### RECORD SET

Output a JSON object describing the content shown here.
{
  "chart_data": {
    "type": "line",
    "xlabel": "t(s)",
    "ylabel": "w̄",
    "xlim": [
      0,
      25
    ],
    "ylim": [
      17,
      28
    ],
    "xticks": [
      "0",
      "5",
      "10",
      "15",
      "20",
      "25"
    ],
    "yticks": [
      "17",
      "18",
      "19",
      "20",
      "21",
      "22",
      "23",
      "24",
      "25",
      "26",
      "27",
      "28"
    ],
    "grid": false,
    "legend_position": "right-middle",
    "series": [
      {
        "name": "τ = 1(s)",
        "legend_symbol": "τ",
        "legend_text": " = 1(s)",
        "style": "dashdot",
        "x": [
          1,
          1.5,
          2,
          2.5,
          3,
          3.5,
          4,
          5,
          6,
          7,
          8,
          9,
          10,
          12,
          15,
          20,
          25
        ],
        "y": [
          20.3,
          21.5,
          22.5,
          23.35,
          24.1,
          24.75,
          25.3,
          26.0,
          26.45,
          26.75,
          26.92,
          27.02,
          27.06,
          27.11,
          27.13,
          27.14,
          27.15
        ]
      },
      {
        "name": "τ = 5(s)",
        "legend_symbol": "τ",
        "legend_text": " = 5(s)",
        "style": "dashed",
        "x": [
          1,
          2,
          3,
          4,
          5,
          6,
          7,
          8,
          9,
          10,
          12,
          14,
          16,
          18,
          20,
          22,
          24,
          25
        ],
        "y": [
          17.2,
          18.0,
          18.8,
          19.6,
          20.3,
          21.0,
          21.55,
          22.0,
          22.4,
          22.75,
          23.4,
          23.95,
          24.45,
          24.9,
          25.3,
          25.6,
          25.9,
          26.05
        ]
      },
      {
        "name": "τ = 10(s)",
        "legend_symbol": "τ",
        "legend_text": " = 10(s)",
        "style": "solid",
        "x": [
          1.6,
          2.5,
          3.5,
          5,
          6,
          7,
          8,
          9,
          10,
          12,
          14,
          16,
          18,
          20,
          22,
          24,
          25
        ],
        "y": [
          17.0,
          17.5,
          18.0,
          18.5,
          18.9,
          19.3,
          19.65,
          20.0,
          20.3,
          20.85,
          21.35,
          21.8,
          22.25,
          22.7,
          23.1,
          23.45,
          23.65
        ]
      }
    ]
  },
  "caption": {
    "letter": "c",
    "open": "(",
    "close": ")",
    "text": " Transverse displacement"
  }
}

### EXERCISE DETAILS
Copy every line verbatim.

### SOLUTION TO THIS EXERCISE
Output a JSON object describing the content shown here.
{
  "chart_data": {
    "type": "line",
    "xlabel": "t(s)",
    "ylabel": "w̄",
    "xlim": [
      0,
      25
    ],
    "ylim": [
      17,
      28
    ],
    "xticks": [
      "0",
      "5",
      "10",
      "15",
      "20",
      "25"
    ],
    "yticks": [
      "17",
      "18",
      "19",
      "20",
      "21",
      "22",
      "23",
      "24",
      "25",
      "26",
      "27",
      "28"
    ],
    "grid": false,
    "legend_position": "right-middle",
    "series": [
      {
        "name": "τ = 1(s)",
        "legend_symbol": "τ",
        "legend_text": " = 1(s)",
        "style": "dashdot",
        "x": [
          1,
          1.5,
          2,
          2.5,
          3,
          3.5,
          4,
          5,
          6,
          7,
          8,
          9,
          10,
          12,
          15,
          20,
          25
        ],
        "y": [
          20.3,
          21.5,
          22.5,
          23.35,
          24.1,
          24.75,
          25.3,
          26.0,
          26.45,
          26.75,
          26.92,
          27.02,
          27.06,
          27.11,
          27.13,
          27.14,
          27.15
        ]
      },
      {
        "name": "τ = 5(s)",
        "legend_symbol": "τ",
        "legend_text": " = 5(s)",
        "style": "dashed",
        "x": [
          1,
          2,
          3,
          4,
          5,
          6,
          7,
          8,
          9,
          10,
          12,
          14,
          16,
          18,
          20,
          22,
          24,
          25
        ],
        "y": [
          17.2,
          18.0,
          18.8,
          19.6,
          20.3,
          21.0,
          21.55,
          22.0,
          22.4,
          22.75,
          23.4,
          23.95,
          24.45,
          24.9,
          25.3,
          25.6,
          25.9,
          26.05
        ]
      },
      {
        "name": "τ = 10(s)",
        "legend_symbol": "τ",
        "legend_text": " = 10(s)",
        "style": "solid",
        "x": [
          1.6,
          2.5,
          3.5,
          5,
          6,
          7,
          8,
          9,
          10,
          12,
          14,
          16,
          18,
          20,
          22,
          24,
          25
        ],
        "y": [
          17.0,
          17.5,
          18.0,
          18.5,
          18.9,
          19.3,
          19.65,
          20.0,
          20.3,
          20.85,
          21.35,
          21.8,
          22.25,
          22.7,
          23.1,
          23.45,
          23.65
        ]
      }
    ]
  },
  "caption": {
    "letter": "c",
    "open": "(",
    "close": ")",
    "text": " Transverse displacement"
  }
}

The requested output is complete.